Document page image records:
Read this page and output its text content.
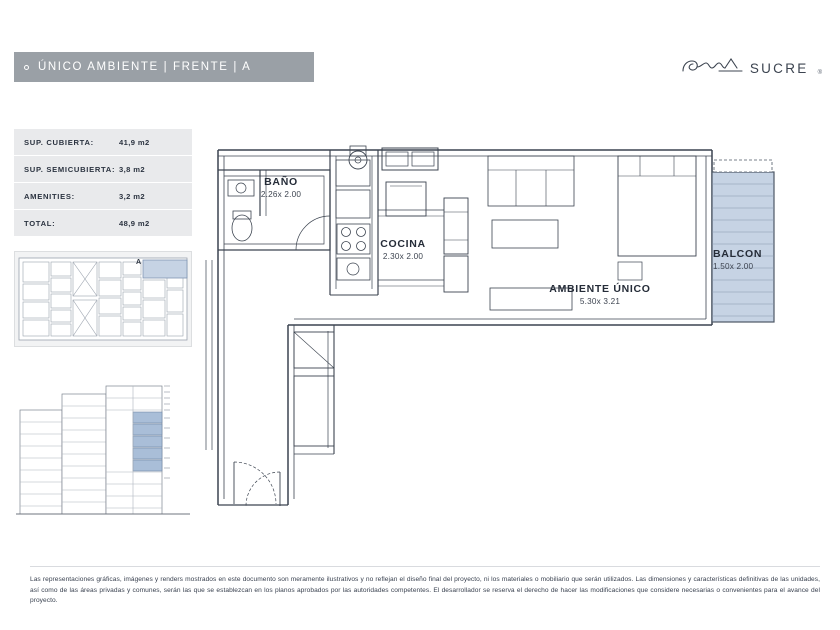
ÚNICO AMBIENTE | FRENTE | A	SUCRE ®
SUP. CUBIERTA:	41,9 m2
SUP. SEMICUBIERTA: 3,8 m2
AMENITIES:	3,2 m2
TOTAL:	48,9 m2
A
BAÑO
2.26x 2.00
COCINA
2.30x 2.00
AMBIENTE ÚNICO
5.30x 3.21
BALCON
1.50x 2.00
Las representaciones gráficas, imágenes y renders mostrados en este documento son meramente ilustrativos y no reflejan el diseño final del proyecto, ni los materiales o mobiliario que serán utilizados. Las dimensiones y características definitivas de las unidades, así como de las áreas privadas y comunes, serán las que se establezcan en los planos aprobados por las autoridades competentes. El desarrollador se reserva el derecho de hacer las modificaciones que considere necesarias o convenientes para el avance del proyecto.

→ **ABOUT THIS TASK**
Scan the records above and report how many lines include the word "ÚNICO", without any other text.

→ **ANSWER SPACE**
2